Set problem –
Output every entry exactly as written.

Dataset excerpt
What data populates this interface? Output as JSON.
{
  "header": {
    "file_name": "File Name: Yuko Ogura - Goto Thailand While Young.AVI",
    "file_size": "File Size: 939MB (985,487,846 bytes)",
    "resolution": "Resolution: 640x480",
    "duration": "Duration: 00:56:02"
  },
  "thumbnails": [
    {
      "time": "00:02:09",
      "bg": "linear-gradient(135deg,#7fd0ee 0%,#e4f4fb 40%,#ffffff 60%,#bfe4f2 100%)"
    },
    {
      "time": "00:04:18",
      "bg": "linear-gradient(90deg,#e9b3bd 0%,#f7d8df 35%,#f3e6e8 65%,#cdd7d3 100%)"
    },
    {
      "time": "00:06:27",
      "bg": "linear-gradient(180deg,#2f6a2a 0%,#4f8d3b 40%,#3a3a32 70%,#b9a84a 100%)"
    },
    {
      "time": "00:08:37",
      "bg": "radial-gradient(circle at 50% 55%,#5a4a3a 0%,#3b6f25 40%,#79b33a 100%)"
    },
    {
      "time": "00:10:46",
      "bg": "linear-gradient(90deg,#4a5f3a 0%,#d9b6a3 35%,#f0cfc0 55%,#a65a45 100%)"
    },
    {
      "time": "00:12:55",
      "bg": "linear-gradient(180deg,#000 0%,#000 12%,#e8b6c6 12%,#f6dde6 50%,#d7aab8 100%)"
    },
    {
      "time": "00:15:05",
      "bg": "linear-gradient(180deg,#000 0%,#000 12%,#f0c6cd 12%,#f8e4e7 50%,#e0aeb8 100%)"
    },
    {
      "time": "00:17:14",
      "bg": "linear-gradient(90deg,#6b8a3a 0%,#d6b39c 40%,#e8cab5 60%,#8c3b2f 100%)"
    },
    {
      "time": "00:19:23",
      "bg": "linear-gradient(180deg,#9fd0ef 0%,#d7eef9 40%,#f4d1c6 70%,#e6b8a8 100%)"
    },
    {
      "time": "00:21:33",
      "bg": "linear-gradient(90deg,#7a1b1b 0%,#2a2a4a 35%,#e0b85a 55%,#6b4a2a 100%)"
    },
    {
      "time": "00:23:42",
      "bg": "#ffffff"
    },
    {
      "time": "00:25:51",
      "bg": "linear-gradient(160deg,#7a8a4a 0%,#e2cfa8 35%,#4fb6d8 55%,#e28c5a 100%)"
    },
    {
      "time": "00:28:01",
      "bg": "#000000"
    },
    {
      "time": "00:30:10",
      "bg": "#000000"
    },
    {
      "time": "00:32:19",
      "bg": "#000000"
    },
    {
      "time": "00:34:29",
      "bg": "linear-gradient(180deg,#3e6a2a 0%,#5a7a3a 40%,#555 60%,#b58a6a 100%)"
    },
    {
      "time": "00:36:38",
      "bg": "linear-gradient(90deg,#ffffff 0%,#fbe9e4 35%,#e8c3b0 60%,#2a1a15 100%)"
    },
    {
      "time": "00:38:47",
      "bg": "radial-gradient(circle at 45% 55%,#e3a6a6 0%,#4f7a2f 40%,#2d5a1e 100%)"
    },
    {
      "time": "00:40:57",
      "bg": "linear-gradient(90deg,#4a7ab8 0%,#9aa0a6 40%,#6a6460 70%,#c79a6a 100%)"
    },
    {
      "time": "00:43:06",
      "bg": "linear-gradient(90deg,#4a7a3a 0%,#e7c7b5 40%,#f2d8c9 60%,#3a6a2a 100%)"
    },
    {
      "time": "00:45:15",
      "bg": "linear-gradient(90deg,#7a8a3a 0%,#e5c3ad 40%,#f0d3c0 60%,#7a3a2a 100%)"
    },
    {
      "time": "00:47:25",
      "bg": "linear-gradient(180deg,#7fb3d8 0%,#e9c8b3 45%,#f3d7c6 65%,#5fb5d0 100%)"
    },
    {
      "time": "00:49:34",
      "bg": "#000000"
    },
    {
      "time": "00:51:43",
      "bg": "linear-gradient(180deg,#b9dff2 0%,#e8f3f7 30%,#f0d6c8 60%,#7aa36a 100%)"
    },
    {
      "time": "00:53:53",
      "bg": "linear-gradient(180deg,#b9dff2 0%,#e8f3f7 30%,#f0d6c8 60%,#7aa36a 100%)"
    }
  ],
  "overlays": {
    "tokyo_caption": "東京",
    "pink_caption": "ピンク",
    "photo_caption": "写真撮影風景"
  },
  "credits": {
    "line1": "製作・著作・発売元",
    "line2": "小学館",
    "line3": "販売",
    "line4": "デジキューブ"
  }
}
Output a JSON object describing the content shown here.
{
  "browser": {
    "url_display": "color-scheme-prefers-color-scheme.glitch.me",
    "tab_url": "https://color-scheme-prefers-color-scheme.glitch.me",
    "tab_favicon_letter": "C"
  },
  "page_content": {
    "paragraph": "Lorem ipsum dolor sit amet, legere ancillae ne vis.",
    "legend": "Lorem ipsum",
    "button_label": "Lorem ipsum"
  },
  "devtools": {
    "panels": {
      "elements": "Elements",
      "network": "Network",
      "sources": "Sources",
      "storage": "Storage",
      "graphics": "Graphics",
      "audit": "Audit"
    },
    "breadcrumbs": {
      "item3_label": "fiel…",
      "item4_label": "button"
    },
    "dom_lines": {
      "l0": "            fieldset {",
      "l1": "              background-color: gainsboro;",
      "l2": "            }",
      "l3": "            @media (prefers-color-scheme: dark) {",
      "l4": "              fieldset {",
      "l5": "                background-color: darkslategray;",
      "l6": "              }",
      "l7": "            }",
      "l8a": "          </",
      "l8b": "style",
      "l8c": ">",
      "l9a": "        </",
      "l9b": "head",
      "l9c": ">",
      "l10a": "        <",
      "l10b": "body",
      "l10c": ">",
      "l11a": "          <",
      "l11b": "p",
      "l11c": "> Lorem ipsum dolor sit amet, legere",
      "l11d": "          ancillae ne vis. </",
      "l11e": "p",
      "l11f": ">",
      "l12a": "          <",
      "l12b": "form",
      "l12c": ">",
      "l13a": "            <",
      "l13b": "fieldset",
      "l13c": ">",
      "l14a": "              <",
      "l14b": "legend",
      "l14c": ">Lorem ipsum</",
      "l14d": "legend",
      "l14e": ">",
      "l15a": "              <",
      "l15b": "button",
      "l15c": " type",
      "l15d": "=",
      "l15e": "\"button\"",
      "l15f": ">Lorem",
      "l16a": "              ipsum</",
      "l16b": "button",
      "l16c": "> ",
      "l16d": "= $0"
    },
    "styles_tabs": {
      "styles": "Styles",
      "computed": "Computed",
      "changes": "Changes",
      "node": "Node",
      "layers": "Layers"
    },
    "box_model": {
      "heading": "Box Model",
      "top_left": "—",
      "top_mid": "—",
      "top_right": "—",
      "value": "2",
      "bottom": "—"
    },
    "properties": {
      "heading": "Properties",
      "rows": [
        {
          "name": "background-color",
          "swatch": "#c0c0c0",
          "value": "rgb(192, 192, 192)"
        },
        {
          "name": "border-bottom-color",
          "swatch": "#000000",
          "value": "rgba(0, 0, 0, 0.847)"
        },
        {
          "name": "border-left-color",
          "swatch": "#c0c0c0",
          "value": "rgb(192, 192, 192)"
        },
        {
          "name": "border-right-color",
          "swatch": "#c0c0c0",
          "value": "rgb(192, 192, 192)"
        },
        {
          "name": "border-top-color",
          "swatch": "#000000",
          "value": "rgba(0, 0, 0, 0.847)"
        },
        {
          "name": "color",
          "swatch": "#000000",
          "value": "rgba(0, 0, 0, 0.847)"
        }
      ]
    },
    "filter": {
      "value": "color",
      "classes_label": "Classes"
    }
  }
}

Response to this exercise –
What data populates this interface? Output as JSON.
{
  "header": {
    "file_name": "File Name: Yuko Ogura - Goto Thailand While Young.AVI",
    "file_size": "File Size: 939MB (985,487,846 bytes)",
    "resolution": "Resolution: 640x480",
    "duration": "Duration: 00:56:02"
  },
  "thumbnails": [
    {
      "time": "00:02:09",
      "bg": "linear-gradient(135deg,#7fd0ee 0%,#e4f4fb 40%,#ffffff 60%,#bfe4f2 100%)"
    },
    {
      "time": "00:04:18",
      "bg": "linear-gradient(90deg,#e9b3bd 0%,#f7d8df 35%,#f3e6e8 65%,#cdd7d3 100%)"
    },
    {
      "time": "00:06:27",
      "bg": "linear-gradient(180deg,#2f6a2a 0%,#4f8d3b 40%,#3a3a32 70%,#b9a84a 100%)"
    },
    {
      "time": "00:08:37",
      "bg": "radial-gradient(circle at 50% 55%,#5a4a3a 0%,#3b6f25 40%,#79b33a 100%)"
    },
    {
      "time": "00:10:46",
      "bg": "linear-gradient(90deg,#4a5f3a 0%,#d9b6a3 35%,#f0cfc0 55%,#a65a45 100%)"
    },
    {
      "time": "00:12:55",
      "bg": "linear-gradient(180deg,#000 0%,#000 12%,#e8b6c6 12%,#f6dde6 50%,#d7aab8 100%)"
    },
    {
      "time": "00:15:05",
      "bg": "linear-gradient(180deg,#000 0%,#000 12%,#f0c6cd 12%,#f8e4e7 50%,#e0aeb8 100%)"
    },
    {
      "time": "00:17:14",
      "bg": "linear-gradient(90deg,#6b8a3a 0%,#d6b39c 40%,#e8cab5 60%,#8c3b2f 100%)"
    },
    {
      "time": "00:19:23",
      "bg": "linear-gradient(180deg,#9fd0ef 0%,#d7eef9 40%,#f4d1c6 70%,#e6b8a8 100%)"
    },
    {
      "time": "00:21:33",
      "bg": "linear-gradient(90deg,#7a1b1b 0%,#2a2a4a 35%,#e0b85a 55%,#6b4a2a 100%)"
    },
    {
      "time": "00:23:42",
      "bg": "#ffffff"
    },
    {
      "time": "00:25:51",
      "bg": "linear-gradient(160deg,#7a8a4a 0%,#e2cfa8 35%,#4fb6d8 55%,#e28c5a 100%)"
    },
    {
      "time": "00:28:01",
      "bg": "#000000"
    },
    {
      "time": "00:30:10",
      "bg": "#000000"
    },
    {
      "time": "00:32:19",
      "bg": "#000000"
    },
    {
      "time": "00:34:29",
      "bg": "linear-gradient(180deg,#3e6a2a 0%,#5a7a3a 40%,#555 60%,#b58a6a 100%)"
    },
    {
      "time": "00:36:38",
      "bg": "linear-gradient(90deg,#ffffff 0%,#fbe9e4 35%,#e8c3b0 60%,#2a1a15 100%)"
    },
    {
      "time": "00:38:47",
      "bg": "radial-gradient(circle at 45% 55%,#e3a6a6 0%,#4f7a2f 40%,#2d5a1e 100%)"
    },
    {
      "time": "00:40:57",
      "bg": "linear-gradient(90deg,#4a7ab8 0%,#9aa0a6 40%,#6a6460 70%,#c79a6a 100%)"
    },
    {
      "time": "00:43:06",
      "bg": "linear-gradient(90deg,#4a7a3a 0%,#e7c7b5 40%,#f2d8c9 60%,#3a6a2a 100%)"
    },
    {
      "time": "00:45:15",
      "bg": "linear-gradient(90deg,#7a8a3a 0%,#e5c3ad 40%,#f0d3c0 60%,#7a3a2a 100%)"
    },
    {
      "time": "00:47:25",
      "bg": "linear-gradient(180deg,#7fb3d8 0%,#e9c8b3 45%,#f3d7c6 65%,#5fb5d0 100%)"
    },
    {
      "time": "00:49:34",
      "bg": "#000000"
    },
    {
      "time": "00:51:43",
      "bg": "linear-gradient(180deg,#b9dff2 0%,#e8f3f7 30%,#f0d6c8 60%,#7aa36a 100%)"
    },
    {
      "time": "00:53:53",
      "bg": "linear-gradient(180deg,#b9dff2 0%,#e8f3f7 30%,#f0d6c8 60%,#7aa36a 100%)"
    }
  ],
  "overlays": {
    "tokyo_caption": "東京",
    "pink_caption": "ピンク",
    "photo_caption": "写真撮影風景"
  },
  "credits": {
    "line1": "製作・著作・発売元",
    "line2": "小学館",
    "line3": "販売",
    "line4": "デジキューブ"
  }
}
Output a JSON object describing the content shown here.
{
  "browser": {
    "url_display": "color-scheme-prefers-color-scheme.glitch.me",
    "tab_url": "https://color-scheme-prefers-color-scheme.glitch.me",
    "tab_favicon_letter": "C"
  },
  "page_content": {
    "paragraph": "Lorem ipsum dolor sit amet, legere ancillae ne vis.",
    "legend": "Lorem ipsum",
    "button_label": "Lorem ipsum"
  },
  "devtools": {
    "panels": {
      "elements": "Elements",
      "network": "Network",
      "sources": "Sources",
      "storage": "Storage",
      "graphics": "Graphics",
      "audit": "Audit"
    },
    "breadcrumbs": {
      "item3_label": "fiel…",
      "item4_label": "button"
    },
    "dom_lines": {
      "l0": "            fieldset {",
      "l1": "              background-color: gainsboro;",
      "l2": "            }",
      "l3": "            @media (prefers-color-scheme: dark) {",
      "l4": "              fieldset {",
      "l5": "                background-color: darkslategray;",
      "l6": "              }",
      "l7": "            }",
      "l8a": "          </",
      "l8b": "style",
      "l8c": ">",
      "l9a": "        </",
      "l9b": "head",
      "l9c": ">",
      "l10a": "        <",
      "l10b": "body",
      "l10c": ">",
      "l11a": "          <",
      "l11b": "p",
      "l11c": "> Lorem ipsum dolor sit amet, legere",
      "l11d": "          ancillae ne vis. </",
      "l11e": "p",
      "l11f": ">",
      "l12a": "          <",
      "l12b": "form",
      "l12c": ">",
      "l13a": "            <",
      "l13b": "fieldset",
      "l13c": ">",
      "l14a": "              <",
      "l14b": "legend",
      "l14c": ">Lorem ipsum</",
      "l14d": "legend",
      "l14e": ">",
      "l15a": "              <",
      "l15b": "button",
      "l15c": " type",
      "l15d": "=",
      "l15e": "\"button\"",
      "l15f": ">Lorem",
      "l16a": "              ipsum</",
      "l16b": "button",
      "l16c": "> ",
      "l16d": "= $0"
    },
    "styles_tabs": {
      "styles": "Styles",
      "computed": "Computed",
      "changes": "Changes",
      "node": "Node",
      "layers": "Layers"
    },
    "box_model": {
      "heading": "Box Model",
      "top_left": "—",
      "top_mid": "—",
      "top_right": "—",
      "value": "2",
      "bottom": "—"
    },
    "properties": {
      "heading": "Properties",
      "rows": [
        {
          "name": "background-color",
          "swatch": "#c0c0c0",
          "value": "rgb(192, 192, 192)"
        },
        {
          "name": "border-bottom-color",
          "swatch": "#000000",
          "value": "rgba(0, 0, 0, 0.847)"
        },
        {
          "name": "border-left-color",
          "swatch": "#c0c0c0",
          "value": "rgb(192, 192, 192)"
        },
        {
          "name": "border-right-color",
          "swatch": "#c0c0c0",
          "value": "rgb(192, 192, 192)"
        },
        {
          "name": "border-top-color",
          "swatch": "#000000",
          "value": "rgba(0, 0, 0, 0.847)"
        },
        {
          "name": "color",
          "swatch": "#000000",
          "value": "rgba(0, 0, 0, 0.847)"
        }
      ]
    },
    "filter": {
      "value": "color",
      "classes_label": "Classes"
    }
  }
}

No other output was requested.